**Given task**
Exactly reproduce all the records, keeping pictures out of the copy.

# # #

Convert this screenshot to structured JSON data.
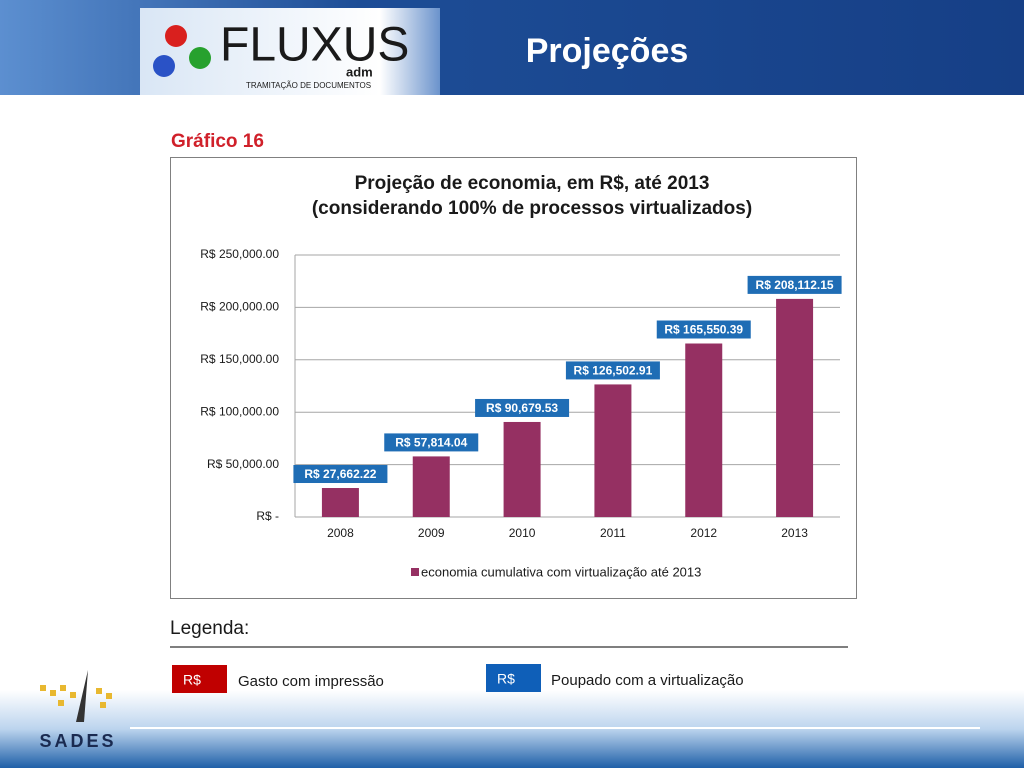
{
  "header": {
    "title": "Projeções",
    "logo_text": "FLUXUS",
    "logo_sub": "adm",
    "logo_tagline": "TRAMITAÇÃO DE DOCUMENTOS"
  },
  "section_title": "Gráfico 16",
  "chart_data": {
    "type": "bar",
    "title": "Projeção de economia, em R$, até 2013",
    "subtitle": "(considerando 100% de processos virtualizados)",
    "categories": [
      "2008",
      "2009",
      "2010",
      "2011",
      "2012",
      "2013"
    ],
    "series": [
      {
        "name": "economia cumulativa com virtualização até 2013",
        "color": "#953062",
        "values": [
          27662.22,
          57814.04,
          90679.53,
          126502.91,
          165550.39,
          208112.15
        ],
        "value_labels": [
          "R$ 27,662.22",
          "R$ 57,814.04",
          "R$ 90,679.53",
          "R$ 126,502.91",
          "R$ 165,550.39",
          "R$ 208,112.15"
        ],
        "label_color": "#1f6db5"
      }
    ],
    "ylim": [
      0,
      250000
    ],
    "yticks": [
      {
        "value": 0,
        "label": "R$ -"
      },
      {
        "value": 50000,
        "label": "R$ 50,000.00"
      },
      {
        "value": 100000,
        "label": "R$ 100,000.00"
      },
      {
        "value": 150000,
        "label": "R$ 150,000.00"
      },
      {
        "value": 200000,
        "label": "R$ 200,000.00"
      },
      {
        "value": 250000,
        "label": "R$ 250,000.00"
      }
    ],
    "grid": true,
    "legend": "bottom"
  },
  "legend_section": {
    "title": "Legenda:",
    "items": [
      {
        "swatch": "R$",
        "color": "#c00000",
        "label": "Gasto com impressão"
      },
      {
        "swatch": "R$",
        "color": "#0f5fb8",
        "label": "Poupado com a virtualização"
      }
    ]
  },
  "footer": {
    "logo_text": "SADES"
  }
}
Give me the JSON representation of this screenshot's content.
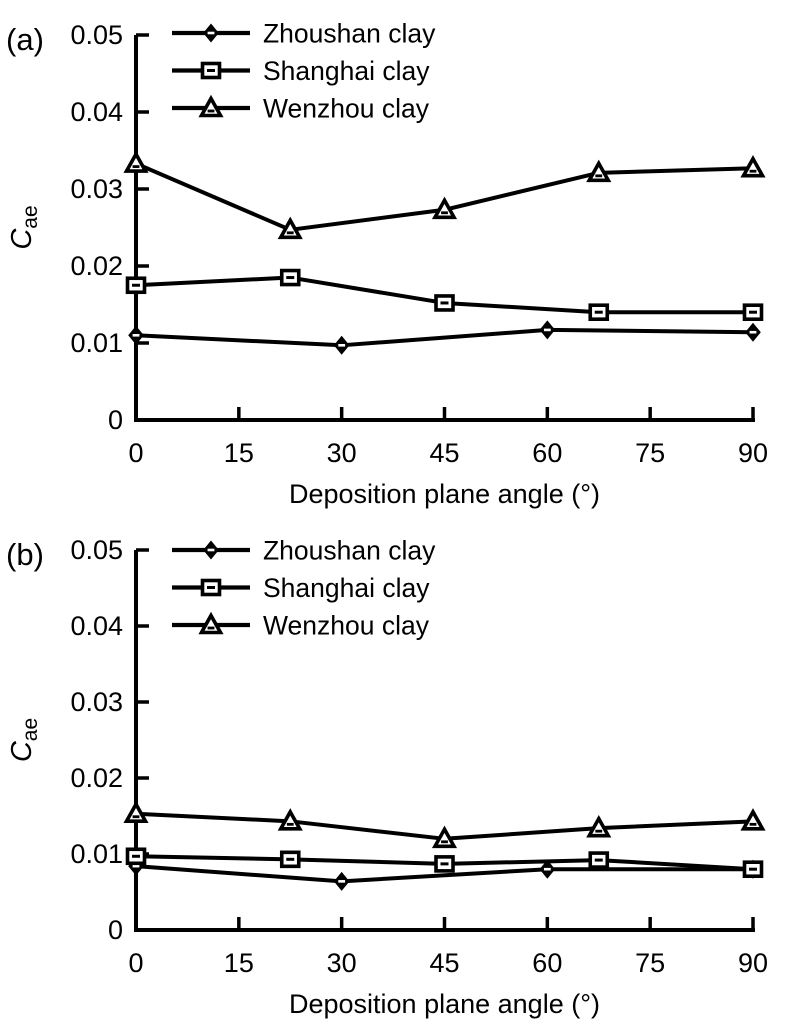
{
  "figure": {
    "background": "#ffffff",
    "line_color": "#000000",
    "panel_count": 2
  },
  "chart_data": [
    {
      "type": "line",
      "panel_label": "(a)",
      "xlabel": "Deposition plane angle (°)",
      "ylabel_main": "C",
      "ylabel_sub": "ae",
      "xlim": [
        0,
        90
      ],
      "ylim": [
        0,
        0.05
      ],
      "x_ticks": [
        0,
        15,
        30,
        45,
        60,
        75,
        90
      ],
      "x_tick_labels": [
        "0",
        "15",
        "30",
        "45",
        "60",
        "75",
        "90"
      ],
      "y_ticks": [
        0,
        0.01,
        0.02,
        0.03,
        0.04,
        0.05
      ],
      "y_tick_labels": [
        "0",
        "0.01",
        "0.02",
        "0.03",
        "0.04",
        "0.05"
      ],
      "grid": false,
      "legend_position": "upper-left-inside",
      "series": [
        {
          "name": "Zhoushan clay",
          "marker": "filled-diamond",
          "x": [
            0,
            30,
            60,
            90
          ],
          "y": [
            0.011,
            0.0097,
            0.0117,
            0.0114
          ]
        },
        {
          "name": "Shanghai clay",
          "marker": "open-square",
          "x": [
            0,
            22.5,
            45,
            67.5,
            90
          ],
          "y": [
            0.0175,
            0.0185,
            0.0152,
            0.014,
            0.014
          ]
        },
        {
          "name": "Wenzhou clay",
          "marker": "open-triangle",
          "x": [
            0,
            22.5,
            45,
            67.5,
            90
          ],
          "y": [
            0.0333,
            0.0247,
            0.0273,
            0.0321,
            0.0327
          ]
        }
      ]
    },
    {
      "type": "line",
      "panel_label": "(b)",
      "xlabel": "Deposition plane angle (°)",
      "ylabel_main": "C",
      "ylabel_sub": "ae",
      "xlim": [
        0,
        90
      ],
      "ylim": [
        0,
        0.05
      ],
      "x_ticks": [
        0,
        15,
        30,
        45,
        60,
        75,
        90
      ],
      "x_tick_labels": [
        "0",
        "15",
        "30",
        "45",
        "60",
        "75",
        "90"
      ],
      "y_ticks": [
        0,
        0.01,
        0.02,
        0.03,
        0.04,
        0.05
      ],
      "y_tick_labels": [
        "0",
        "0.01",
        "0.02",
        "0.03",
        "0.04",
        "0.05"
      ],
      "grid": false,
      "legend_position": "upper-left-inside",
      "series": [
        {
          "name": "Zhoushan clay",
          "marker": "filled-diamond",
          "x": [
            0,
            30,
            60,
            90
          ],
          "y": [
            0.0084,
            0.0064,
            0.008,
            0.008
          ]
        },
        {
          "name": "Shanghai clay",
          "marker": "open-square",
          "x": [
            0,
            22.5,
            45,
            67.5,
            90
          ],
          "y": [
            0.0097,
            0.0093,
            0.0087,
            0.0092,
            0.008
          ]
        },
        {
          "name": "Wenzhou clay",
          "marker": "open-triangle",
          "x": [
            0,
            22.5,
            45,
            67.5,
            90
          ],
          "y": [
            0.0153,
            0.0143,
            0.012,
            0.0134,
            0.0143
          ]
        }
      ]
    }
  ]
}
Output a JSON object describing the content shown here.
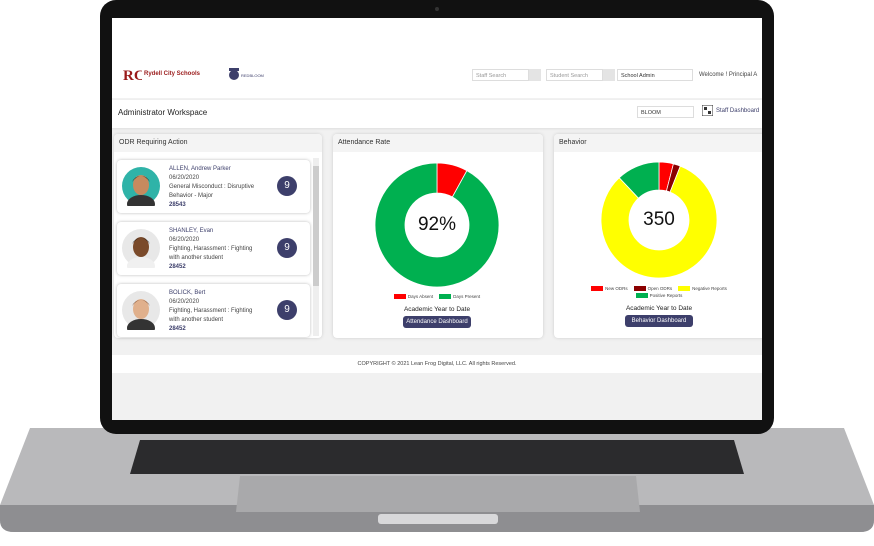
{
  "header": {
    "logo_text": "Rydell City Schools",
    "brand_text": "REDBLOOM",
    "staff_search_placeholder": "Staff Search",
    "student_search_placeholder": "Student Search",
    "role_select": "School Admin",
    "welcome": "Welcome ! Principal A"
  },
  "workspace": {
    "title": "Administrator Workspace",
    "school_select": "BLOOM",
    "staff_dashboard_link": "Staff Dashboard"
  },
  "odr_panel": {
    "title": "ODR Requiring Action",
    "items": [
      {
        "name": "ALLEN, Andrew Parker",
        "date": "06/20/2020",
        "description": "General Misconduct : Disruptive Behavior - Major",
        "id": "28543",
        "count": "9"
      },
      {
        "name": "SHANLEY, Evan",
        "date": "06/20/2020",
        "description": "Fighting, Harassment : Fighting with another student",
        "id": "28452",
        "count": "9"
      },
      {
        "name": "BOLICK, Bert",
        "date": "06/20/2020",
        "description": "Fighting, Harassment : Fighting with another student",
        "id": "28452",
        "count": "9"
      }
    ]
  },
  "attendance_panel": {
    "title": "Attendance Rate",
    "chart": {
      "type": "donut",
      "center_label": "92%",
      "categories": [
        "Days Absent",
        "Days Present"
      ],
      "values": [
        8,
        92
      ],
      "colors": [
        "#ff0000",
        "#00b050"
      ]
    },
    "period": "Academic Year to Date",
    "button": "Attendance Dashboard"
  },
  "behavior_panel": {
    "title": "Behavior",
    "chart": {
      "type": "donut",
      "center_label": "350",
      "categories": [
        "New ODRs",
        "Open ODRs",
        "Negative Reports",
        "Positive Reports"
      ],
      "values": [
        4,
        2,
        82,
        12
      ],
      "colors": [
        "#ff0000",
        "#8b0000",
        "#ffff00",
        "#00b050"
      ]
    },
    "period": "Academic Year to Date",
    "button": "Behavior Dashboard"
  },
  "footer": {
    "copyright": "COPYRIGHT © 2021 Lean Frog Digital, LLC. All rights Reserved."
  }
}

# # #

**Solution**
Convert this screenshot to structured JSON data.
{
  "header": {
    "title": "Projeções",
    "logo_text": "FLUXUS",
    "logo_sub": "adm",
    "logo_tagline": "TRAMITAÇÃO DE DOCUMENTOS"
  },
  "section_title": "Gráfico 16",
  "chart_data": {
    "type": "bar",
    "title": "Projeção de economia, em R$, até 2013",
    "subtitle": "(considerando 100% de processos virtualizados)",
    "categories": [
      "2008",
      "2009",
      "2010",
      "2011",
      "2012",
      "2013"
    ],
    "series": [
      {
        "name": "economia cumulativa com virtualização até 2013",
        "color": "#953062",
        "values": [
          27662.22,
          57814.04,
          90679.53,
          126502.91,
          165550.39,
          208112.15
        ],
        "value_labels": [
          "R$ 27,662.22",
          "R$ 57,814.04",
          "R$ 90,679.53",
          "R$ 126,502.91",
          "R$ 165,550.39",
          "R$ 208,112.15"
        ],
        "label_color": "#1f6db5"
      }
    ],
    "ylim": [
      0,
      250000
    ],
    "yticks": [
      {
        "value": 0,
        "label": "R$ -"
      },
      {
        "value": 50000,
        "label": "R$ 50,000.00"
      },
      {
        "value": 100000,
        "label": "R$ 100,000.00"
      },
      {
        "value": 150000,
        "label": "R$ 150,000.00"
      },
      {
        "value": 200000,
        "label": "R$ 200,000.00"
      },
      {
        "value": 250000,
        "label": "R$ 250,000.00"
      }
    ],
    "grid": true,
    "legend": "bottom"
  },
  "legend_section": {
    "title": "Legenda:",
    "items": [
      {
        "swatch": "R$",
        "color": "#c00000",
        "label": "Gasto com impressão"
      },
      {
        "swatch": "R$",
        "color": "#0f5fb8",
        "label": "Poupado com a virtualização"
      }
    ]
  },
  "footer": {
    "logo_text": "SADES"
  }
}
Give me the JSON representation of this screenshot's content.
{
  "figure": {
    "background": "#ffffff",
    "line_color": "#000000",
    "panel_count": 2
  },
  "chart_data": [
    {
      "type": "line",
      "panel_label": "(a)",
      "xlabel": "Deposition plane angle (°)",
      "ylabel_main": "C",
      "ylabel_sub": "ae",
      "xlim": [
        0,
        90
      ],
      "ylim": [
        0,
        0.05
      ],
      "x_ticks": [
        0,
        15,
        30,
        45,
        60,
        75,
        90
      ],
      "x_tick_labels": [
        "0",
        "15",
        "30",
        "45",
        "60",
        "75",
        "90"
      ],
      "y_ticks": [
        0,
        0.01,
        0.02,
        0.03,
        0.04,
        0.05
      ],
      "y_tick_labels": [
        "0",
        "0.01",
        "0.02",
        "0.03",
        "0.04",
        "0.05"
      ],
      "grid": false,
      "legend_position": "upper-left-inside",
      "series": [
        {
          "name": "Zhoushan clay",
          "marker": "filled-diamond",
          "x": [
            0,
            30,
            60,
            90
          ],
          "y": [
            0.011,
            0.0097,
            0.0117,
            0.0114
          ]
        },
        {
          "name": "Shanghai clay",
          "marker": "open-square",
          "x": [
            0,
            22.5,
            45,
            67.5,
            90
          ],
          "y": [
            0.0175,
            0.0185,
            0.0152,
            0.014,
            0.014
          ]
        },
        {
          "name": "Wenzhou clay",
          "marker": "open-triangle",
          "x": [
            0,
            22.5,
            45,
            67.5,
            90
          ],
          "y": [
            0.0333,
            0.0247,
            0.0273,
            0.0321,
            0.0327
          ]
        }
      ]
    },
    {
      "type": "line",
      "panel_label": "(b)",
      "xlabel": "Deposition plane angle (°)",
      "ylabel_main": "C",
      "ylabel_sub": "ae",
      "xlim": [
        0,
        90
      ],
      "ylim": [
        0,
        0.05
      ],
      "x_ticks": [
        0,
        15,
        30,
        45,
        60,
        75,
        90
      ],
      "x_tick_labels": [
        "0",
        "15",
        "30",
        "45",
        "60",
        "75",
        "90"
      ],
      "y_ticks": [
        0,
        0.01,
        0.02,
        0.03,
        0.04,
        0.05
      ],
      "y_tick_labels": [
        "0",
        "0.01",
        "0.02",
        "0.03",
        "0.04",
        "0.05"
      ],
      "grid": false,
      "legend_position": "upper-left-inside",
      "series": [
        {
          "name": "Zhoushan clay",
          "marker": "filled-diamond",
          "x": [
            0,
            30,
            60,
            90
          ],
          "y": [
            0.0084,
            0.0064,
            0.008,
            0.008
          ]
        },
        {
          "name": "Shanghai clay",
          "marker": "open-square",
          "x": [
            0,
            22.5,
            45,
            67.5,
            90
          ],
          "y": [
            0.0097,
            0.0093,
            0.0087,
            0.0092,
            0.008
          ]
        },
        {
          "name": "Wenzhou clay",
          "marker": "open-triangle",
          "x": [
            0,
            22.5,
            45,
            67.5,
            90
          ],
          "y": [
            0.0153,
            0.0143,
            0.012,
            0.0134,
            0.0143
          ]
        }
      ]
    }
  ]
}
Output a JSON object describing the content shown here.
{
  "header": {
    "logo_text": "Rydell City Schools",
    "brand_text": "REDBLOOM",
    "staff_search_placeholder": "Staff Search",
    "student_search_placeholder": "Student Search",
    "role_select": "School Admin",
    "welcome": "Welcome ! Principal A"
  },
  "workspace": {
    "title": "Administrator Workspace",
    "school_select": "BLOOM",
    "staff_dashboard_link": "Staff Dashboard"
  },
  "odr_panel": {
    "title": "ODR Requiring Action",
    "items": [
      {
        "name": "ALLEN, Andrew Parker",
        "date": "06/20/2020",
        "description": "General Misconduct : Disruptive Behavior - Major",
        "id": "28543",
        "count": "9"
      },
      {
        "name": "SHANLEY, Evan",
        "date": "06/20/2020",
        "description": "Fighting, Harassment : Fighting with another student",
        "id": "28452",
        "count": "9"
      },
      {
        "name": "BOLICK, Bert",
        "date": "06/20/2020",
        "description": "Fighting, Harassment : Fighting with another student",
        "id": "28452",
        "count": "9"
      }
    ]
  },
  "attendance_panel": {
    "title": "Attendance Rate",
    "chart": {
      "type": "donut",
      "center_label": "92%",
      "categories": [
        "Days Absent",
        "Days Present"
      ],
      "values": [
        8,
        92
      ],
      "colors": [
        "#ff0000",
        "#00b050"
      ]
    },
    "period": "Academic Year to Date",
    "button": "Attendance Dashboard"
  },
  "behavior_panel": {
    "title": "Behavior",
    "chart": {
      "type": "donut",
      "center_label": "350",
      "categories": [
        "New ODRs",
        "Open ODRs",
        "Negative Reports",
        "Positive Reports"
      ],
      "values": [
        4,
        2,
        82,
        12
      ],
      "colors": [
        "#ff0000",
        "#8b0000",
        "#ffff00",
        "#00b050"
      ]
    },
    "period": "Academic Year to Date",
    "button": "Behavior Dashboard"
  },
  "footer": {
    "copyright": "COPYRIGHT © 2021 Lean Frog Digital, LLC. All rights Reserved."
  }
}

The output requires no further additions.